WHAT NEEDS TO BE DONE: Transcribe the material below exactly as it appears.

--- begin INPUT DATA ---

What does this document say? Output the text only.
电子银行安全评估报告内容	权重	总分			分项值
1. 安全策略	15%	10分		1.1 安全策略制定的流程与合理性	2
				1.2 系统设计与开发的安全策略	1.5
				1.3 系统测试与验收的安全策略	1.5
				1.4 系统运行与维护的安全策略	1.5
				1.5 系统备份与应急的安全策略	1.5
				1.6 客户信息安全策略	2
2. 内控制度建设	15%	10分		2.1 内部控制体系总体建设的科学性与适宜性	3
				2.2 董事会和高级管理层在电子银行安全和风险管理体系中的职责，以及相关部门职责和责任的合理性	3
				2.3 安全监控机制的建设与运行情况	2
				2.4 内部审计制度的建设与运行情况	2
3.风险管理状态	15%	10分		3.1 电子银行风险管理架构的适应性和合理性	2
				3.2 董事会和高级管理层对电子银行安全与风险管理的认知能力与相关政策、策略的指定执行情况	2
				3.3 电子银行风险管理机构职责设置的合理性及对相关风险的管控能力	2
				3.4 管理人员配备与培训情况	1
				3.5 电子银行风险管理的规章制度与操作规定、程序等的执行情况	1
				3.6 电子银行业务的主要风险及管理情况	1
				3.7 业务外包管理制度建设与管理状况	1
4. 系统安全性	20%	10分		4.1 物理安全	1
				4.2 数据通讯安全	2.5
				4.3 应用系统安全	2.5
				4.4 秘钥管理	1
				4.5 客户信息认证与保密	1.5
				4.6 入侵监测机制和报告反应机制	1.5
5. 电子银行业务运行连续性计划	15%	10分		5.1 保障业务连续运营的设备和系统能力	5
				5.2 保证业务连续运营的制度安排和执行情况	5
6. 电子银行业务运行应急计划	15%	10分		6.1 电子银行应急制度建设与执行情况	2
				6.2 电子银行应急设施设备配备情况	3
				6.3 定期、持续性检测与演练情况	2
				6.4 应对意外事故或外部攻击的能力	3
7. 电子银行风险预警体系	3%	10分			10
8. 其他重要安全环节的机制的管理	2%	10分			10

--- end INPUT DATA ---

RESPONSE TO THIS EXERCISE:
What does this document say? Output the text only.
电子银行安全评估报告内容	权重	总分			分项值
1. 安全策略	15%	10分		1.1 安全策略制定的流程与合理性	2
				1.2 系统设计与开发的安全策略	1.5
				1.3 系统测试与验收的安全策略	1.5
				1.4 系统运行与维护的安全策略	1.5
				1.5 系统备份与应急的安全策略	1.5
				1.6 客户信息安全策略	2
2. 内控制度建设	15%	10分		2.1 内部控制体系总体建设的科学性与适宜性	3
				2.2 董事会和高级管理层在电子银行安全和风险管理体系中的职责，以及相关部门职责和责任的合理性	3
				2.3 安全监控机制的建设与运行情况	2
				2.4 内部审计制度的建设与运行情况	2
3.风险管理状态	15%	10分		3.1 电子银行风险管理架构的适应性和合理性	2
				3.2 董事会和高级管理层对电子银行安全与风险管理的认知能力与相关政策、策略的指定执行情况	2
				3.3 电子银行风险管理机构职责设置的合理性及对相关风险的管控能力	2
				3.4 管理人员配备与培训情况	1
				3.5 电子银行风险管理的规章制度与操作规定、程序等的执行情况	1
				3.6 电子银行业务的主要风险及管理情况	1
				3.7 业务外包管理制度建设与管理状况	1
4. 系统安全性	20%	10分		4.1 物理安全	1
				4.2 数据通讯安全	2.5
				4.3 应用系统安全	2.5
				4.4 秘钥管理	1
				4.5 客户信息认证与保密	1.5
				4.6 入侵监测机制和报告反应机制	1.5
5. 电子银行业务运行连续性计划	15%	10分		5.1 保障业务连续运营的设备和系统能力	5
				5.2 保证业务连续运营的制度安排和执行情况	5
6. 电子银行业务运行应急计划	15%	10分		6.1 电子银行应急制度建设与执行情况	2
				6.2 电子银行应急设施设备配备情况	3
				6.3 定期、持续性检测与演练情况	2
				6.4 应对意外事故或外部攻击的能力	3
7. 电子银行风险预警体系	3%	10分			10
8. 其他重要安全环节的机制的管理	2%	10分			10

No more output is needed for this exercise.